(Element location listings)

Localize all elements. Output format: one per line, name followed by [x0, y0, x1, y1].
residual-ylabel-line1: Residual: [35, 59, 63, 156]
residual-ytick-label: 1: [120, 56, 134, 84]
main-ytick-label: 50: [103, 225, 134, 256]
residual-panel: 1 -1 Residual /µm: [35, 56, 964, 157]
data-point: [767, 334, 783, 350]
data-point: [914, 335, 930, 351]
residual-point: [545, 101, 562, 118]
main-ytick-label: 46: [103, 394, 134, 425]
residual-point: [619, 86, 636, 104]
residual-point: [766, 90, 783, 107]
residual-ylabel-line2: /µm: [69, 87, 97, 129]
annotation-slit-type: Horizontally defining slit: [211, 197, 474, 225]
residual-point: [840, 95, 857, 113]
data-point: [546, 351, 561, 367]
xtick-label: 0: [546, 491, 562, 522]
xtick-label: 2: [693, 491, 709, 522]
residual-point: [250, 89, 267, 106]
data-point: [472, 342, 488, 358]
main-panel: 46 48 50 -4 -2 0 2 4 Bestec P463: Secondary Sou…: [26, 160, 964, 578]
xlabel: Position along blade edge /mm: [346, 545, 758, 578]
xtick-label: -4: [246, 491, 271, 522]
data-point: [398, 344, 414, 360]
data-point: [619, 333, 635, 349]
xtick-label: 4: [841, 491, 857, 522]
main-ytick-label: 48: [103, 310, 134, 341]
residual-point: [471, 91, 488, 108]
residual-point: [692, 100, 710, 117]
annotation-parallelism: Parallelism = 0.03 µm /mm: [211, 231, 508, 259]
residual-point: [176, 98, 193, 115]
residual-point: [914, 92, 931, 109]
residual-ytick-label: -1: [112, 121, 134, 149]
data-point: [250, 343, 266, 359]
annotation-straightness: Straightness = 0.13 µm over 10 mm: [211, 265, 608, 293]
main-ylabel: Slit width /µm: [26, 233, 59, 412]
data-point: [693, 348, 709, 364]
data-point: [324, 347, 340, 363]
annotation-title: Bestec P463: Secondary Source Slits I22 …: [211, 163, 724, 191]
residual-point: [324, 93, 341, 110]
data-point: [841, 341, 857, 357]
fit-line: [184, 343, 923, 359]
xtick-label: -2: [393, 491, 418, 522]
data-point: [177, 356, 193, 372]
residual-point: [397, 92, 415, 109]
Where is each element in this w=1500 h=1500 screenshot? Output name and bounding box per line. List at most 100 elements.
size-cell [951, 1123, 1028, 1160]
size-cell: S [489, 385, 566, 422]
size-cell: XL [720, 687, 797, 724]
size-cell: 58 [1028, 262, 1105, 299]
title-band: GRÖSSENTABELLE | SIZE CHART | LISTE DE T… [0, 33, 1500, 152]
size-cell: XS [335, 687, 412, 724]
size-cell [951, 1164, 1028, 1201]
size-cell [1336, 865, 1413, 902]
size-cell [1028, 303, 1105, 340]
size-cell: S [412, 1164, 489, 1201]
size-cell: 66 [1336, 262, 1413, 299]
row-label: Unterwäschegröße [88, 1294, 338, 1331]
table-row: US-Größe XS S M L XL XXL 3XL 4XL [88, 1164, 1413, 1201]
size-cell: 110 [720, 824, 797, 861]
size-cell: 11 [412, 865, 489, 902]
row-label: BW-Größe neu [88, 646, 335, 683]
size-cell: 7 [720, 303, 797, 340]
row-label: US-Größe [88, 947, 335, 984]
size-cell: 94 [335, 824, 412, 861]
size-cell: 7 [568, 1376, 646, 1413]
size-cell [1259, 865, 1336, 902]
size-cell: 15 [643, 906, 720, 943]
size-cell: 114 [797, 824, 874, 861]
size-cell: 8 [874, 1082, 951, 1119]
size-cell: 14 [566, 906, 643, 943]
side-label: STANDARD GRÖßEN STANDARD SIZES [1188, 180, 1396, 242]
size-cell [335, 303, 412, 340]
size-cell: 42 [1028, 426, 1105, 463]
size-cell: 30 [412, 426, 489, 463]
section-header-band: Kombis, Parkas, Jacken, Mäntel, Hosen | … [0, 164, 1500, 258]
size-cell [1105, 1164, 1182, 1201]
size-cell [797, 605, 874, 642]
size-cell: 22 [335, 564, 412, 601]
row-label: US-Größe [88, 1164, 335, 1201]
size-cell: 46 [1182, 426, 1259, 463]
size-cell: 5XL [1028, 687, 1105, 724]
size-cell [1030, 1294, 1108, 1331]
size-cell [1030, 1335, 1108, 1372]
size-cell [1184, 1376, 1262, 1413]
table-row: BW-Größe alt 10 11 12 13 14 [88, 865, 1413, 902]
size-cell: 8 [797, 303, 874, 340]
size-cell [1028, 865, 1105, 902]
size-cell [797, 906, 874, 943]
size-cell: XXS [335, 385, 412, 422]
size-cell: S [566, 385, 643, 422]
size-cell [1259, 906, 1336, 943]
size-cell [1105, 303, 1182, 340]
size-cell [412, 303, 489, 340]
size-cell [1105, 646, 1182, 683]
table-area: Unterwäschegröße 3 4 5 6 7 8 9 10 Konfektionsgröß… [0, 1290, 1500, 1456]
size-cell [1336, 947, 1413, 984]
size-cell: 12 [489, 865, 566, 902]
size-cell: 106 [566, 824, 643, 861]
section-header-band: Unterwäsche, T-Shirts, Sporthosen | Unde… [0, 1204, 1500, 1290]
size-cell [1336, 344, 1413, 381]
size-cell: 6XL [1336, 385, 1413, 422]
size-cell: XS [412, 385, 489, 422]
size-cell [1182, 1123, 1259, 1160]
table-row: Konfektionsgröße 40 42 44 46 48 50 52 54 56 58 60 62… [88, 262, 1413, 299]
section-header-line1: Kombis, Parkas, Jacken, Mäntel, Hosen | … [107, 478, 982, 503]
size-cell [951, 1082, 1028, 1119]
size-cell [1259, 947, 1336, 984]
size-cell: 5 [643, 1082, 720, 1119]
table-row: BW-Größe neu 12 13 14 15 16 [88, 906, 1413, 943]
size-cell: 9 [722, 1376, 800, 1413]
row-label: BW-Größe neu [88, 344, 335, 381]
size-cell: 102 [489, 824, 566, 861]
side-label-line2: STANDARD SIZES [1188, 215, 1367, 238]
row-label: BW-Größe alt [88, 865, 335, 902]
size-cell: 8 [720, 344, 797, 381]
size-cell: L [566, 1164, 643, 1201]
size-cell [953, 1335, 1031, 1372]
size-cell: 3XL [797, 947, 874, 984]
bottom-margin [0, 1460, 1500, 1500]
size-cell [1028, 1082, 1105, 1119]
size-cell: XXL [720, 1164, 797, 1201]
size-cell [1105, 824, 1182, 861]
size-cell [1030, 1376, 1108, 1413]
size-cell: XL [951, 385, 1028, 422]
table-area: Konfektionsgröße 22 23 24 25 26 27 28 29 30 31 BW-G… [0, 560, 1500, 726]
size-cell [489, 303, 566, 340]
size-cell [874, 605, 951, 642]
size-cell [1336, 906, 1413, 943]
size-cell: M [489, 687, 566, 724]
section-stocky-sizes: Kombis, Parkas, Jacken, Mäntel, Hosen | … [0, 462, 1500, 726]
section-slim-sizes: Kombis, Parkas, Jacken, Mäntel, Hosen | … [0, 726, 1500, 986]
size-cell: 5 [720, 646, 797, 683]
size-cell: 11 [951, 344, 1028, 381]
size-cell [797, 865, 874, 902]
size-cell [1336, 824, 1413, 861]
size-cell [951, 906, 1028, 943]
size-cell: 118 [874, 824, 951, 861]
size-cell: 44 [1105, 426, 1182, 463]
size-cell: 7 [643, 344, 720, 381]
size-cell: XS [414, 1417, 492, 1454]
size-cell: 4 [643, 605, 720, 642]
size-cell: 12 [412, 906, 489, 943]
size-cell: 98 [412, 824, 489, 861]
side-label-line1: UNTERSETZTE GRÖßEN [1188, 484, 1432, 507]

* PROBLEM STATEMENT: Can you reproduce every line from the start of the records above down through the line containing "annotation-slit-type: Horizontally defining", including both of those lines, with no changes?

* EXERCISE SOLUTION:
Localize all elements. Output format: one per line, name followed by [x0, y0, x1, y1].
residual-ylabel-line1: Residual: [35, 59, 63, 156]
residual-ytick-label: 1: [120, 56, 134, 84]
main-ytick-label: 50: [103, 225, 134, 256]
residual-panel: 1 -1 Residual /µm: [35, 56, 964, 157]
data-point: [767, 334, 783, 350]
data-point: [914, 335, 930, 351]
residual-point: [545, 101, 562, 118]
main-ytick-label: 46: [103, 394, 134, 425]
residual-point: [619, 86, 636, 104]
residual-point: [766, 90, 783, 107]
residual-ylabel-line2: /µm: [69, 87, 97, 129]
annotation-slit-type: Horizontally defining slit: [211, 197, 474, 225]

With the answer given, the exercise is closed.